■ **The exercise**
Check each line below for "календари" and report how many have it, nothing else.

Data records
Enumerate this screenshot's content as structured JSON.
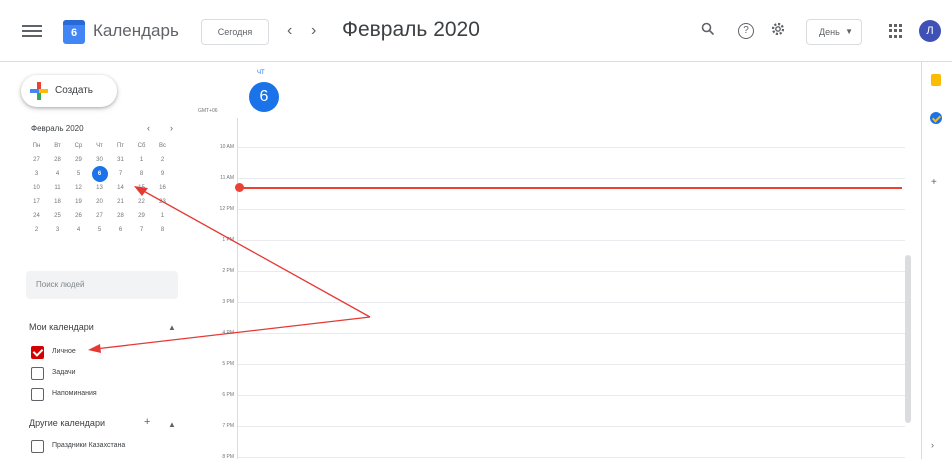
{
  "header": {
    "app_title": "Календарь",
    "logo_day": "6",
    "today_label": "Сегодня",
    "prev_label": "‹",
    "next_label": "›",
    "month_title": "Февраль 2020",
    "view_label": "День",
    "avatar_letter": "Л"
  },
  "sidebar": {
    "create_label": "Создать",
    "mini_title": "Февраль 2020",
    "weekdays": [
      "Пн",
      "Вт",
      "Ср",
      "Чт",
      "Пт",
      "Сб",
      "Вс"
    ],
    "weeks": [
      [
        "27",
        "28",
        "29",
        "30",
        "31",
        "1",
        "2"
      ],
      [
        "3",
        "4",
        "5",
        "6",
        "7",
        "8",
        "9"
      ],
      [
        "10",
        "11",
        "12",
        "13",
        "14",
        "15",
        "16"
      ],
      [
        "17",
        "18",
        "19",
        "20",
        "21",
        "22",
        "23"
      ],
      [
        "24",
        "25",
        "26",
        "27",
        "28",
        "29",
        "1"
      ],
      [
        "2",
        "3",
        "4",
        "5",
        "6",
        "7",
        "8"
      ]
    ],
    "selected_day": "6",
    "people_search_placeholder": "Поиск людей",
    "my_calendars_title": "Мои календари",
    "my_calendars": [
      {
        "label": "Личное",
        "checked": true
      },
      {
        "label": "Задачи",
        "checked": false
      },
      {
        "label": "Напоминания",
        "checked": false
      }
    ],
    "other_calendars_title": "Другие календари",
    "other_calendars": [
      {
        "label": "Праздники Казахстана",
        "checked": false
      }
    ]
  },
  "day_view": {
    "weekday_abbr": "ЧТ",
    "day_number": "6",
    "timezone": "GMT+06",
    "hours": [
      "10 AM",
      "11 AM",
      "12 PM",
      "1 PM",
      "2 PM",
      "3 PM",
      "4 PM",
      "5 PM",
      "6 PM",
      "7 PM",
      "8 PM"
    ]
  },
  "colors": {
    "accent": "#1a73e8",
    "current_time": "#ea4335",
    "personal_calendar": "#d50000",
    "annotation_arrow": "#e53935"
  }
}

■ **Answer to this task**
2